— Start of Data provided —
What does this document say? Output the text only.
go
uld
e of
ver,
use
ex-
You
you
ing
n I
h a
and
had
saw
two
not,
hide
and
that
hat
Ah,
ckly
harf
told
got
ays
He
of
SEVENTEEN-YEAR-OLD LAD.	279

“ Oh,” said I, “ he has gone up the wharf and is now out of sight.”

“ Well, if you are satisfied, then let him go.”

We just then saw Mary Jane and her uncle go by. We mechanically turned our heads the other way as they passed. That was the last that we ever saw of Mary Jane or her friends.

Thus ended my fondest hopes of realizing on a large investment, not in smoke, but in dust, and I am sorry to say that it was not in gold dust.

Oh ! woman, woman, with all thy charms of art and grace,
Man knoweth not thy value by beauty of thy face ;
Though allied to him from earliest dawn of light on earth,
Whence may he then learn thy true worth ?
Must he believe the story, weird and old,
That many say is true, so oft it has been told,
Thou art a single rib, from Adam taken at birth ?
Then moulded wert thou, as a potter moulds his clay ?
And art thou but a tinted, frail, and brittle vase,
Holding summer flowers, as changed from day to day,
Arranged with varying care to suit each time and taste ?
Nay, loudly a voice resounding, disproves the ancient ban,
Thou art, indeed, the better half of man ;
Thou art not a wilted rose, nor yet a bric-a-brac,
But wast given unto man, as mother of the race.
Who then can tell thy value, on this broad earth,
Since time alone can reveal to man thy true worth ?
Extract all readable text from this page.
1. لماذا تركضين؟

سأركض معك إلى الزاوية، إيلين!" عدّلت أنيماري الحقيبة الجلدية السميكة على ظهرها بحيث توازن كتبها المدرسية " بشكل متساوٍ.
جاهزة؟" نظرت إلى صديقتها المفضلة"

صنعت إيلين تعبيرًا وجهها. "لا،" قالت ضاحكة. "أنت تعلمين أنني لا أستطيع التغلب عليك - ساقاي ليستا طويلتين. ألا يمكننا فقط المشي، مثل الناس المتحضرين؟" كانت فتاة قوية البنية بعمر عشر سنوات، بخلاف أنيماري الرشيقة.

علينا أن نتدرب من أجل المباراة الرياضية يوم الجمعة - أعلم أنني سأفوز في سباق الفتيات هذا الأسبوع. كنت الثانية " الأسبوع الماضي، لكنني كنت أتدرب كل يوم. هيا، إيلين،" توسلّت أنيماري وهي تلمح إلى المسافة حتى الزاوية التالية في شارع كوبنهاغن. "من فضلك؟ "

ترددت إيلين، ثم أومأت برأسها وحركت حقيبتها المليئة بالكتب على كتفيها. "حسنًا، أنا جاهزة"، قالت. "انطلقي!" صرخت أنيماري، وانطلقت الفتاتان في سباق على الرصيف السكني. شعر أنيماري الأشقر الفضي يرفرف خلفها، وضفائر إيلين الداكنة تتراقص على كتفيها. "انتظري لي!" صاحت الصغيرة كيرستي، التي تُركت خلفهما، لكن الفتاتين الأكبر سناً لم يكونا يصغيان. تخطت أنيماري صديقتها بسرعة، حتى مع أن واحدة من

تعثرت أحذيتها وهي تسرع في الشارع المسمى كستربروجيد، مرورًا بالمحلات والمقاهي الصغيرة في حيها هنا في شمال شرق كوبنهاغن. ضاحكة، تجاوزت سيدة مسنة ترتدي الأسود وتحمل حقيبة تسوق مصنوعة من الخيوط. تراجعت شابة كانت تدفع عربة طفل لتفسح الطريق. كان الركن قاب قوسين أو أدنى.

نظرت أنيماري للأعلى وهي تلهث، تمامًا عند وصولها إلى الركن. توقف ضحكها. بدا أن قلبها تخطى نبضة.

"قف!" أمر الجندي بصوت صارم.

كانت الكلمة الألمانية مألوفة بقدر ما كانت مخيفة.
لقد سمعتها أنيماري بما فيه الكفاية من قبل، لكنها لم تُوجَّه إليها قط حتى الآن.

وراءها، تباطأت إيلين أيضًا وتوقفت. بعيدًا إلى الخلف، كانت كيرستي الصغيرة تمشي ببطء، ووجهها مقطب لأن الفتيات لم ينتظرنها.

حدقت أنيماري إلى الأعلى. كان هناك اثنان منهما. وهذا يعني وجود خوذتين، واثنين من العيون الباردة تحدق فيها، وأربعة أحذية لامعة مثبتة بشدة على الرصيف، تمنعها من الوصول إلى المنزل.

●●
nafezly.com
— End of Data provided —
Which lines include the word "value"? Copy every one of them.

Finished task =>
Man knoweth not thy value by beauty of thy face ;
Who then can tell thy value, on this broad earth,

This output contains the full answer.